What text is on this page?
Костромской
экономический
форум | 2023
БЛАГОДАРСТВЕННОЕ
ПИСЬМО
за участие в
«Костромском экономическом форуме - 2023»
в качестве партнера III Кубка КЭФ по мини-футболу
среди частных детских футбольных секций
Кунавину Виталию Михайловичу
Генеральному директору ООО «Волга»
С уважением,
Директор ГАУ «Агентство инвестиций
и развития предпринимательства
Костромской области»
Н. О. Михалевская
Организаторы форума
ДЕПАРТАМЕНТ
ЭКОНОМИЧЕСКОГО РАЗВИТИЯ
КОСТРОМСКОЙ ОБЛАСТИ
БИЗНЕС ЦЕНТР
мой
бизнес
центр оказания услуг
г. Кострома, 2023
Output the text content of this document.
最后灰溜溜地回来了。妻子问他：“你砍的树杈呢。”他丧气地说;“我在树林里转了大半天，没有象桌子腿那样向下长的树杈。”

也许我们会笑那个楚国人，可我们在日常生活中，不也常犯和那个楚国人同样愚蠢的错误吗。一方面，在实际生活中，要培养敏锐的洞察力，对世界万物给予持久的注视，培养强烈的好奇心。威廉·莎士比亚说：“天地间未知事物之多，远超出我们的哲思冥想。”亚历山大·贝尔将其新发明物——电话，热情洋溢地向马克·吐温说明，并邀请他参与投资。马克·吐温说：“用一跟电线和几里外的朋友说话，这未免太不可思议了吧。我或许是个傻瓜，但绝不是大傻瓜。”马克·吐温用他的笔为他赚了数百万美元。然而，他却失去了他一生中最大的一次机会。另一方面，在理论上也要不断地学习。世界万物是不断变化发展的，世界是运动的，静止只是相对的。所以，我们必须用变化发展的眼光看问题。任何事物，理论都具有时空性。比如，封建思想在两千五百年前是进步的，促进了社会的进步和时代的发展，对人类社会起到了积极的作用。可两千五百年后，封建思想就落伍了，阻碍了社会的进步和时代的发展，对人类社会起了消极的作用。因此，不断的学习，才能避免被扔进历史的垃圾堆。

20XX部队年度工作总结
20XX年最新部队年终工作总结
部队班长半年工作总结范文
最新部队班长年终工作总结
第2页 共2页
---------------
Make an exact copy of the data above.

What text is on this page?
Костромской
экономический
форум | 2023
БЛАГОДАРСТВЕННОЕ
ПИСЬМО
за участие в
«Костромском экономическом форуме - 2023»
в качестве партнера III Кубка КЭФ по мини-футболу
среди частных детских футбольных секций
Кунавину Виталию Михайловичу
Генеральному директору ООО «Волга»
С уважением,
Директор ГАУ «Агентство инвестиций
и развития предпринимательства
Костромской области»
Н. О. Михалевская
Организаторы форума
ДЕПАРТАМЕНТ
ЭКОНОМИЧЕСКОГО РАЗВИТИЯ
КОСТРОМСКОЙ ОБЛАСТИ
БИЗНЕС ЦЕНТР
мой
бизнес
центр оказания услуг
г. Кострома, 2023
Output the text content of this document.
最后灰溜溜地回来了。妻子问他：“你砍的树杈呢。”他丧气地说;“我在树林里转了大半天，没有象桌子腿那样向下长的树杈。”

也许我们会笑那个楚国人，可我们在日常生活中，不也常犯和那个楚国人同样愚蠢的错误吗。一方面，在实际生活中，要培养敏锐的洞察力，对世界万物给予持久的注视，培养强烈的好奇心。威廉·莎士比亚说：“天地间未知事物之多，远超出我们的哲思冥想。”亚历山大·贝尔将其新发明物——电话，热情洋溢地向马克·吐温说明，并邀请他参与投资。马克·吐温说：“用一跟电线和几里外的朋友说话，这未免太不可思议了吧。我或许是个傻瓜，但绝不是大傻瓜。”马克·吐温用他的笔为他赚了数百万美元。然而，他却失去了他一生中最大的一次机会。另一方面，在理论上也要不断地学习。世界万物是不断变化发展的，世界是运动的，静止只是相对的。所以，我们必须用变化发展的眼光看问题。任何事物，理论都具有时空性。比如，封建思想在两千五百年前是进步的，促进了社会的进步和时代的发展，对人类社会起到了积极的作用。可两千五百年后，封建思想就落伍了，阻碍了社会的进步和时代的发展，对人类社会起了消极的作用。因此，不断的学习，才能避免被扔进历史的垃圾堆。

20XX部队年度工作总结
20XX年最新部队年终工作总结
部队班长半年工作总结范文
最新部队班长年终工作总结
第2页 共2页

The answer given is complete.